Reproduce every entry exactly and leave its pictures out.

-- start Supplied data --

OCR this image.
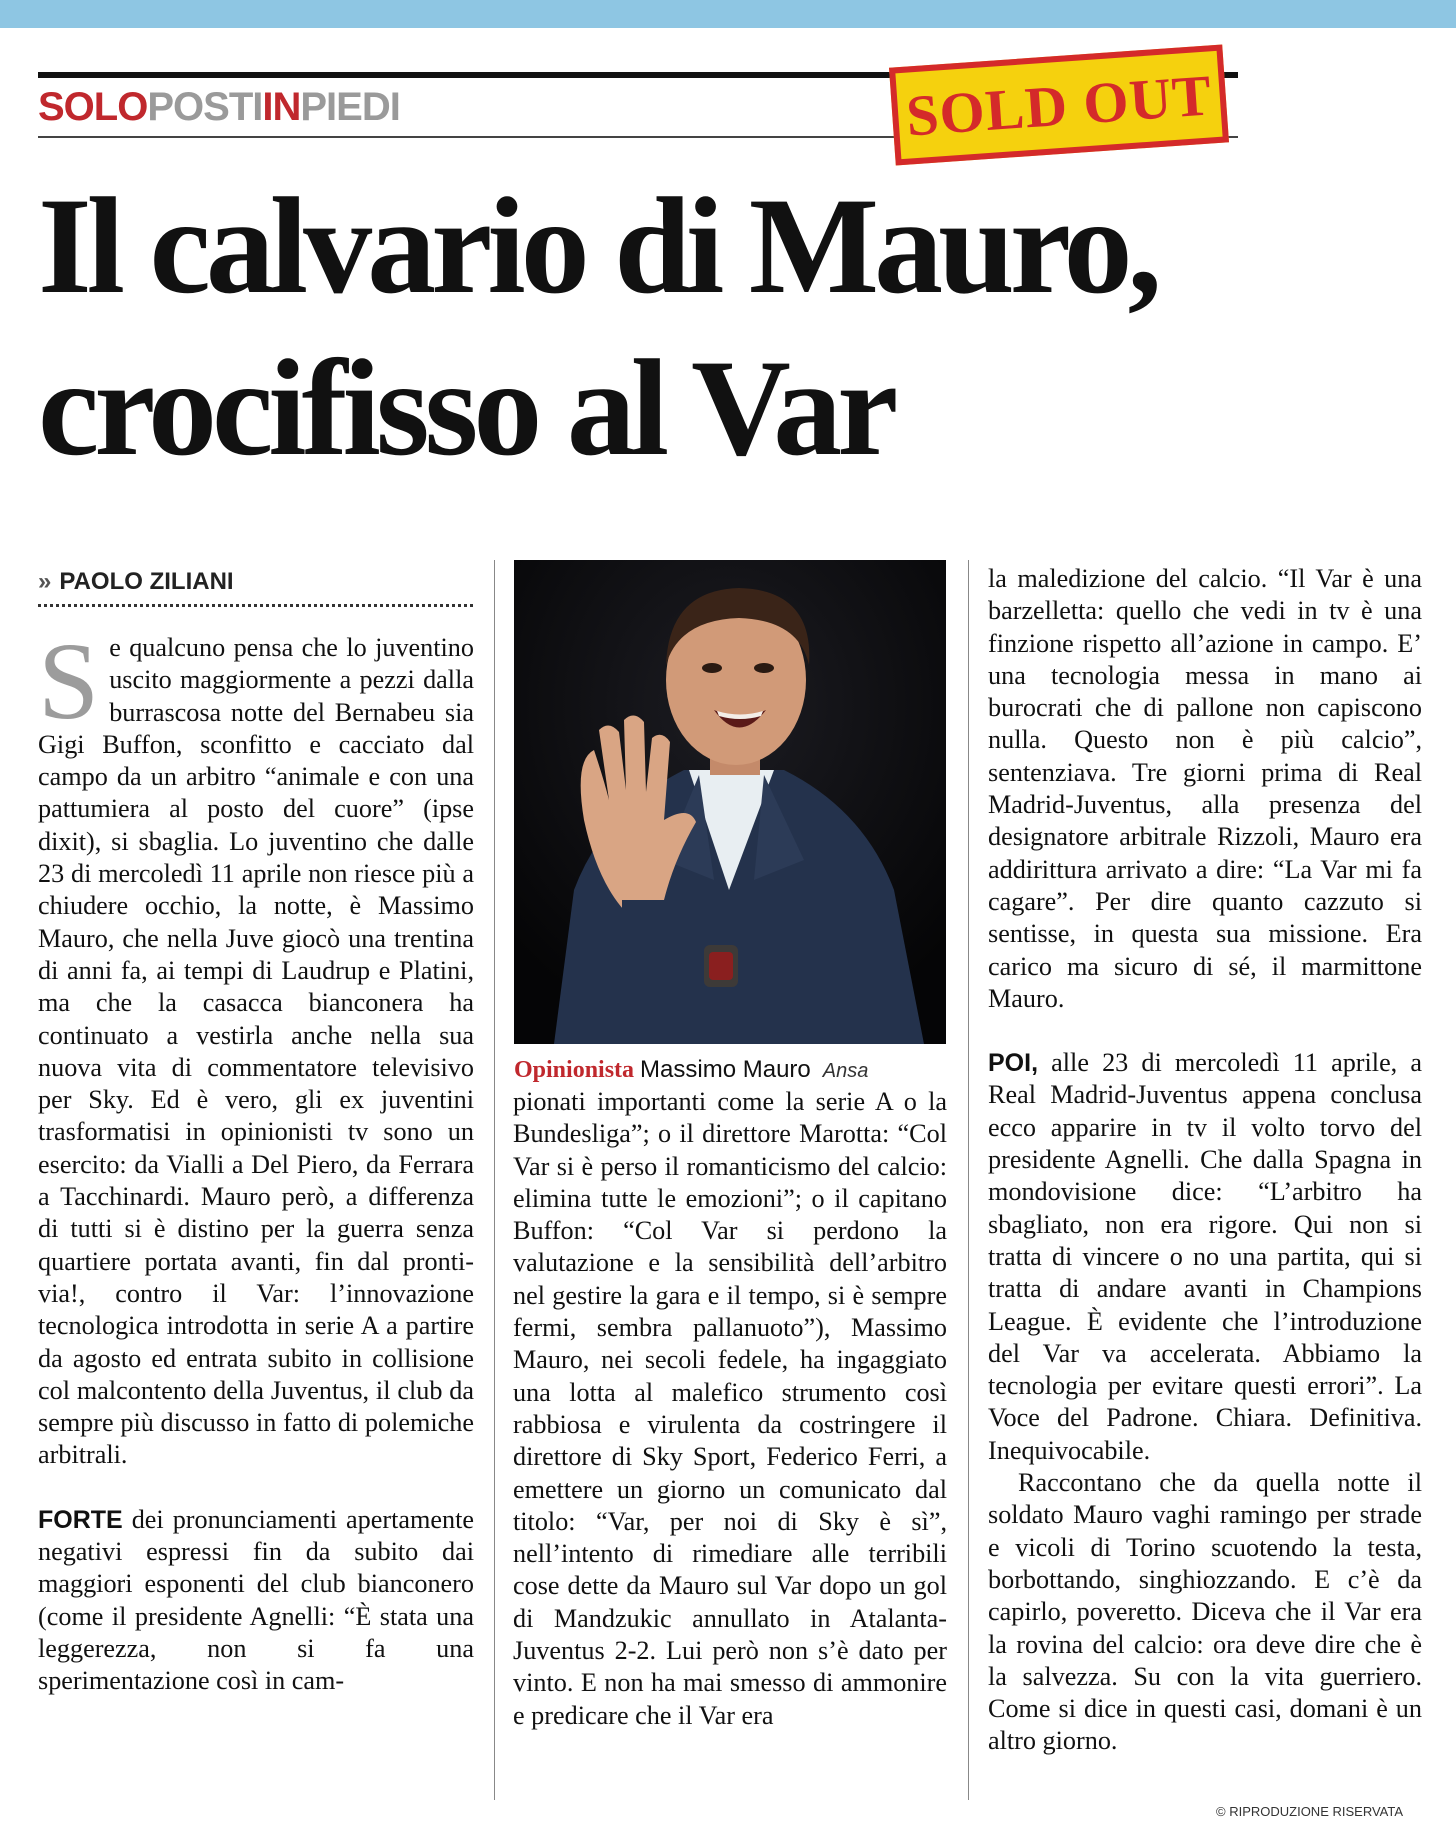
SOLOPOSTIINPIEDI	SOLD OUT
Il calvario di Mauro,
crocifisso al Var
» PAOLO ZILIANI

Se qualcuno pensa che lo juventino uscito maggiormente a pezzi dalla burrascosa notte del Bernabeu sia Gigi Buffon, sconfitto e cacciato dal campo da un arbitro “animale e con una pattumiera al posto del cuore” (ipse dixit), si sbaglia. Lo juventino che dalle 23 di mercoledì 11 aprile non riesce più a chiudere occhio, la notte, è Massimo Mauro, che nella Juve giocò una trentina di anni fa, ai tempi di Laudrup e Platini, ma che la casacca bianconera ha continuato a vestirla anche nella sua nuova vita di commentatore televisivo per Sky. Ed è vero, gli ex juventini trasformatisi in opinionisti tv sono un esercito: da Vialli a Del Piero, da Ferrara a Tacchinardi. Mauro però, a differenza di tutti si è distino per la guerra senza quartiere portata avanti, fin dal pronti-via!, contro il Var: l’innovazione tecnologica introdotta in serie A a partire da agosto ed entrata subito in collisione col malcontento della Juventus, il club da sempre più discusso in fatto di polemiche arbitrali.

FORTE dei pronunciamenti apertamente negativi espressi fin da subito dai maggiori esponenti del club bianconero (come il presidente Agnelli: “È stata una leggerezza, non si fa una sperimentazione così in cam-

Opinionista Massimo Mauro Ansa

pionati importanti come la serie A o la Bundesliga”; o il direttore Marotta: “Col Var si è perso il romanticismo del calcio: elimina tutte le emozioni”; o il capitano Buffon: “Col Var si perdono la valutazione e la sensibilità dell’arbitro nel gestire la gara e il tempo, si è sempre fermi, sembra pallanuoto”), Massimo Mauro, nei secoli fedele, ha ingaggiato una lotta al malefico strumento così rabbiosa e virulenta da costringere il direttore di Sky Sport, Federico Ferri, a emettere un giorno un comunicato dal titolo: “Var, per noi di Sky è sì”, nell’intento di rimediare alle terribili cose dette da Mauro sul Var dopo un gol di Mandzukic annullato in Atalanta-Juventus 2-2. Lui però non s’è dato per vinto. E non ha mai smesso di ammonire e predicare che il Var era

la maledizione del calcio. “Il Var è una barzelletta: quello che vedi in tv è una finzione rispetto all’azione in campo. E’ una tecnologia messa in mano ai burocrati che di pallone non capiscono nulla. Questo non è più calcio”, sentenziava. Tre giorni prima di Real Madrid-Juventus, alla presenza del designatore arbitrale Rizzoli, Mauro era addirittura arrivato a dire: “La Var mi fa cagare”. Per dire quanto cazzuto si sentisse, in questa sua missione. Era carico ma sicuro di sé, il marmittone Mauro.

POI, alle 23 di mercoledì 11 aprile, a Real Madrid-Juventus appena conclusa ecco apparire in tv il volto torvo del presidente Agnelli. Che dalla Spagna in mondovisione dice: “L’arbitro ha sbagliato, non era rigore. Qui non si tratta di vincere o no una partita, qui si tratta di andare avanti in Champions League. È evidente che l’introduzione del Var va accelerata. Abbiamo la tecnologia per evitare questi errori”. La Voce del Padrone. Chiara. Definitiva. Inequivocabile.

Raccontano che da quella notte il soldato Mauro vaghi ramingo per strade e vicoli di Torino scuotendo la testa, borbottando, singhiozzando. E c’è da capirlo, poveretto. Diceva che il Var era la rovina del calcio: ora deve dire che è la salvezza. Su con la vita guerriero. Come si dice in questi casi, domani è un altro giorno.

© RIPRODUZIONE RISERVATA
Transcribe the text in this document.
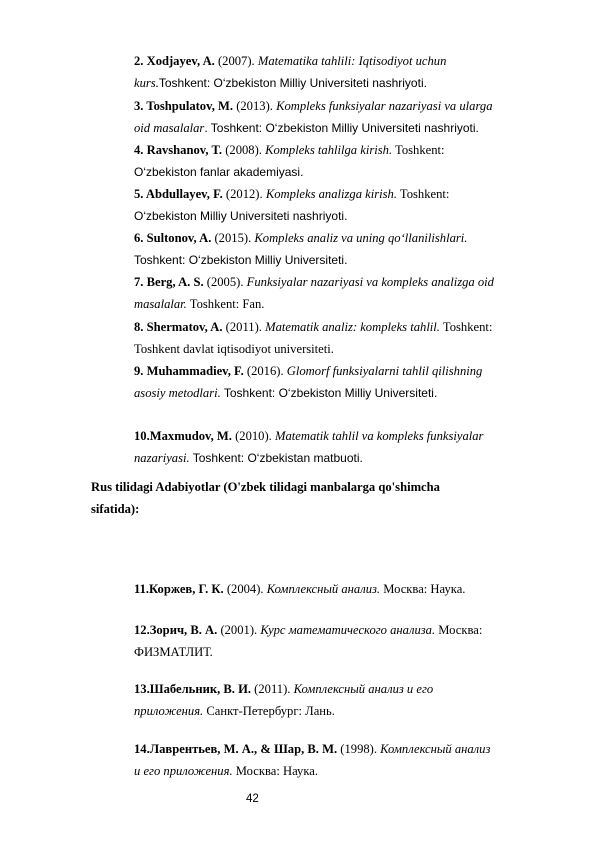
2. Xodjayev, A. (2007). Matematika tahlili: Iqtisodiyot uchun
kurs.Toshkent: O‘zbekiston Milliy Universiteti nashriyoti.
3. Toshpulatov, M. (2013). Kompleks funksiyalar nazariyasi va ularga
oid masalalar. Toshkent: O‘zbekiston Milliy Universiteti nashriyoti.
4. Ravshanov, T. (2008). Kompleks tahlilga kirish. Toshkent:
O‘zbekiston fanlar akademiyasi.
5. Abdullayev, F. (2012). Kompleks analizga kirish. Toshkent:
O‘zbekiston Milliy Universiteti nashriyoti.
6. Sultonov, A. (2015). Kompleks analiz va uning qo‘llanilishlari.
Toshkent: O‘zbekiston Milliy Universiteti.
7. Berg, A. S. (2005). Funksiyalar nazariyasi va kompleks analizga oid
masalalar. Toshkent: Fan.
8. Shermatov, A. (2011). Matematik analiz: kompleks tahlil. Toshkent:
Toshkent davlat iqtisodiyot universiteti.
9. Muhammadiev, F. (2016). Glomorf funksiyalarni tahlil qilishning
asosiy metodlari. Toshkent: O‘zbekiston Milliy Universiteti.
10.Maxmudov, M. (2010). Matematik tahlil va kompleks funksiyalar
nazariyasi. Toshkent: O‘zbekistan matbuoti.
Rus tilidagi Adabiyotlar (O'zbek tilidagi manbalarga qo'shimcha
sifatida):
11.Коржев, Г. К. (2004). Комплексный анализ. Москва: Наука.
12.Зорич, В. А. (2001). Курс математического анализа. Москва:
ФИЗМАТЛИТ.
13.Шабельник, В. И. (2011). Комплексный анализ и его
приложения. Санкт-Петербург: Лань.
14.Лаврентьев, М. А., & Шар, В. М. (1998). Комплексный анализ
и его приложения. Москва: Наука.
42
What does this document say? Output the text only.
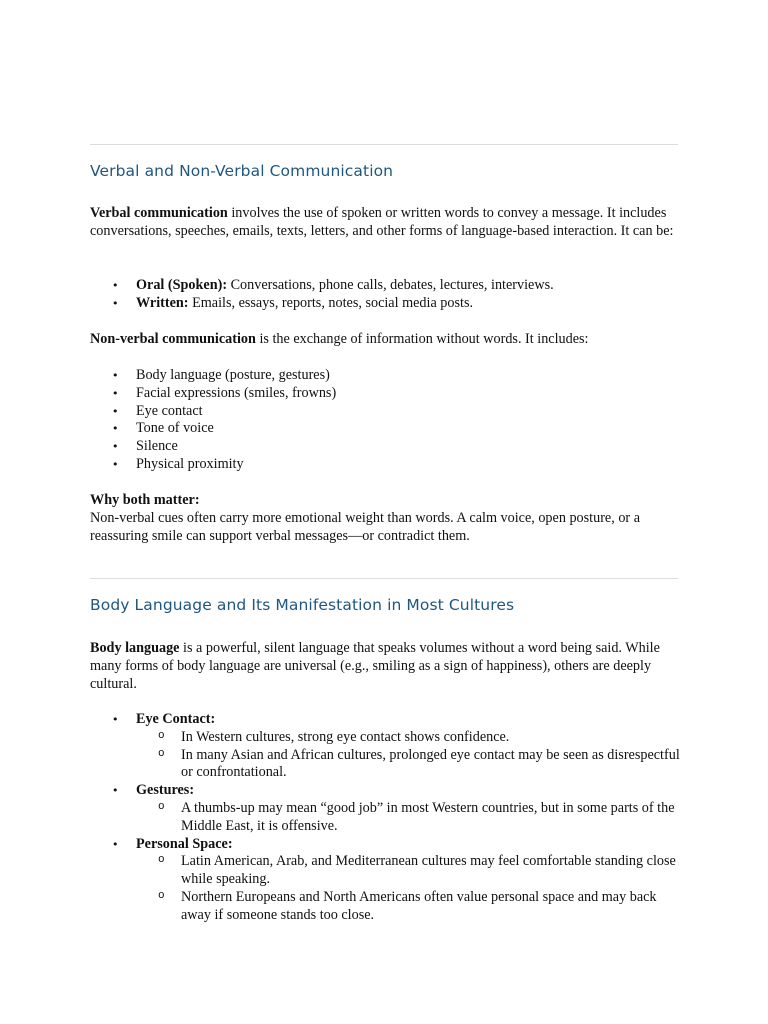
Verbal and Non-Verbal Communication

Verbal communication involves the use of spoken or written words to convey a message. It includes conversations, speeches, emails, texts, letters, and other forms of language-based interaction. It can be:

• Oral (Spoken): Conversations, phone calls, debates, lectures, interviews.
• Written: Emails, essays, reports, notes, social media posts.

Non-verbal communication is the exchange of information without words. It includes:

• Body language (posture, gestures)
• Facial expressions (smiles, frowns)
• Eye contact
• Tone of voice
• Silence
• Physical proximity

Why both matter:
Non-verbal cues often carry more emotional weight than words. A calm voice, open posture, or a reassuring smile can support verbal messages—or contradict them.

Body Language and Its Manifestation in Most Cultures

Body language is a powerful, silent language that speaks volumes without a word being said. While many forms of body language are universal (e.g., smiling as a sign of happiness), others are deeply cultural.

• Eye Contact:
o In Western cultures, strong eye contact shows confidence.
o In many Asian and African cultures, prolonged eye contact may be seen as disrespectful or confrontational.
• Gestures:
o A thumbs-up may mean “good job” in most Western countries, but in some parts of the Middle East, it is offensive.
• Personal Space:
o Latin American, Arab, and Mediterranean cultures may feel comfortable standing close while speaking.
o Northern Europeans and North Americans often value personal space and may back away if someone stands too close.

-- end Supplied data --

Result of this exercise
OCR this image.
SOLOPOSTIINPIEDI	SOLD OUT
Il calvario di Mauro,
crocifisso al Var
» PAOLO ZILIANI

Se qualcuno pensa che lo juventino uscito maggiormente a pezzi dalla burrascosa notte del Bernabeu sia Gigi Buffon, sconfitto e cacciato dal campo da un arbitro “animale e con una pattumiera al posto del cuore” (ipse dixit), si sbaglia. Lo juventino che dalle 23 di mercoledì 11 aprile non riesce più a chiudere occhio, la notte, è Massimo Mauro, che nella Juve giocò una trentina di anni fa, ai tempi di Laudrup e Platini, ma che la casacca bianconera ha continuato a vestirla anche nella sua nuova vita di commentatore televisivo per Sky. Ed è vero, gli ex juventini trasformatisi in opinionisti tv sono un esercito: da Vialli a Del Piero, da Ferrara a Tacchinardi. Mauro però, a differenza di tutti si è distino per la guerra senza quartiere portata avanti, fin dal pronti-via!, contro il Var: l’innovazione tecnologica introdotta in serie A a partire da agosto ed entrata subito in collisione col malcontento della Juventus, il club da sempre più discusso in fatto di polemiche arbitrali.

FORTE dei pronunciamenti apertamente negativi espressi fin da subito dai maggiori esponenti del club bianconero (come il presidente Agnelli: “È stata una leggerezza, non si fa una sperimentazione così in cam-

Opinionista Massimo Mauro Ansa

pionati importanti come la serie A o la Bundesliga”; o il direttore Marotta: “Col Var si è perso il romanticismo del calcio: elimina tutte le emozioni”; o il capitano Buffon: “Col Var si perdono la valutazione e la sensibilità dell’arbitro nel gestire la gara e il tempo, si è sempre fermi, sembra pallanuoto”), Massimo Mauro, nei secoli fedele, ha ingaggiato una lotta al malefico strumento così rabbiosa e virulenta da costringere il direttore di Sky Sport, Federico Ferri, a emettere un giorno un comunicato dal titolo: “Var, per noi di Sky è sì”, nell’intento di rimediare alle terribili cose dette da Mauro sul Var dopo un gol di Mandzukic annullato in Atalanta-Juventus 2-2. Lui però non s’è dato per vinto. E non ha mai smesso di ammonire e predicare che il Var era

la maledizione del calcio. “Il Var è una barzelletta: quello che vedi in tv è una finzione rispetto all’azione in campo. E’ una tecnologia messa in mano ai burocrati che di pallone non capiscono nulla. Questo non è più calcio”, sentenziava. Tre giorni prima di Real Madrid-Juventus, alla presenza del designatore arbitrale Rizzoli, Mauro era addirittura arrivato a dire: “La Var mi fa cagare”. Per dire quanto cazzuto si sentisse, in questa sua missione. Era carico ma sicuro di sé, il marmittone Mauro.

POI, alle 23 di mercoledì 11 aprile, a Real Madrid-Juventus appena conclusa ecco apparire in tv il volto torvo del presidente Agnelli. Che dalla Spagna in mondovisione dice: “L’arbitro ha sbagliato, non era rigore. Qui non si tratta di vincere o no una partita, qui si tratta di andare avanti in Champions League. È evidente che l’introduzione del Var va accelerata. Abbiamo la tecnologia per evitare questi errori”. La Voce del Padrone. Chiara. Definitiva. Inequivocabile.

Raccontano che da quella notte il soldato Mauro vaghi ramingo per strade e vicoli di Torino scuotendo la testa, borbottando, singhiozzando. E c’è da capirlo, poveretto. Diceva che il Var era la rovina del calcio: ora deve dire che è la salvezza. Su con la vita guerriero. Come si dice in questi casi, domani è un altro giorno.

© RIPRODUZIONE RISERVATA
Transcribe the text in this document.
2. Xodjayev, A. (2007). Matematika tahlili: Iqtisodiyot uchun
kurs.Toshkent: O‘zbekiston Milliy Universiteti nashriyoti.
3. Toshpulatov, M. (2013). Kompleks funksiyalar nazariyasi va ularga
oid masalalar. Toshkent: O‘zbekiston Milliy Universiteti nashriyoti.
4. Ravshanov, T. (2008). Kompleks tahlilga kirish. Toshkent:
O‘zbekiston fanlar akademiyasi.
5. Abdullayev, F. (2012). Kompleks analizga kirish. Toshkent:
O‘zbekiston Milliy Universiteti nashriyoti.
6. Sultonov, A. (2015). Kompleks analiz va uning qo‘llanilishlari.
Toshkent: O‘zbekiston Milliy Universiteti.
7. Berg, A. S. (2005). Funksiyalar nazariyasi va kompleks analizga oid
masalalar. Toshkent: Fan.
8. Shermatov, A. (2011). Matematik analiz: kompleks tahlil. Toshkent:
Toshkent davlat iqtisodiyot universiteti.
9. Muhammadiev, F. (2016). Glomorf funksiyalarni tahlil qilishning
asosiy metodlari. Toshkent: O‘zbekiston Milliy Universiteti.
10.Maxmudov, M. (2010). Matematik tahlil va kompleks funksiyalar
nazariyasi. Toshkent: O‘zbekistan matbuoti.
Rus tilidagi Adabiyotlar (O'zbek tilidagi manbalarga qo'shimcha
sifatida):
11.Коржев, Г. К. (2004). Комплексный анализ. Москва: Наука.
12.Зорич, В. А. (2001). Курс математического анализа. Москва:
ФИЗМАТЛИТ.
13.Шабельник, В. И. (2011). Комплексный анализ и его
приложения. Санкт-Петербург: Лань.
14.Лаврентьев, М. А., & Шар, В. М. (1998). Комплексный анализ
и его приложения. Москва: Наука.
42
What does this document say? Output the text only.
Verbal and Non-Verbal Communication

Verbal communication involves the use of spoken or written words to convey a message. It includes conversations, speeches, emails, texts, letters, and other forms of language-based interaction. It can be:

• Oral (Spoken): Conversations, phone calls, debates, lectures, interviews.
• Written: Emails, essays, reports, notes, social media posts.

Non-verbal communication is the exchange of information without words. It includes:

• Body language (posture, gestures)
• Facial expressions (smiles, frowns)
• Eye contact
• Tone of voice
• Silence
• Physical proximity

Why both matter:
Non-verbal cues often carry more emotional weight than words. A calm voice, open posture, or a reassuring smile can support verbal messages—or contradict them.

Body Language and Its Manifestation in Most Cultures

Body language is a powerful, silent language that speaks volumes without a word being said. While many forms of body language are universal (e.g., smiling as a sign of happiness), others are deeply cultural.

• Eye Contact:
o In Western cultures, strong eye contact shows confidence.
o In many Asian and African cultures, prolonged eye contact may be seen as disrespectful or confrontational.
• Gestures:
o A thumbs-up may mean “good job” in most Western countries, but in some parts of the Middle East, it is offensive.
• Personal Space:
o Latin American, Arab, and Mediterranean cultures may feel comfortable standing close while speaking.
o Northern Europeans and North Americans often value personal space and may back away if someone stands too close.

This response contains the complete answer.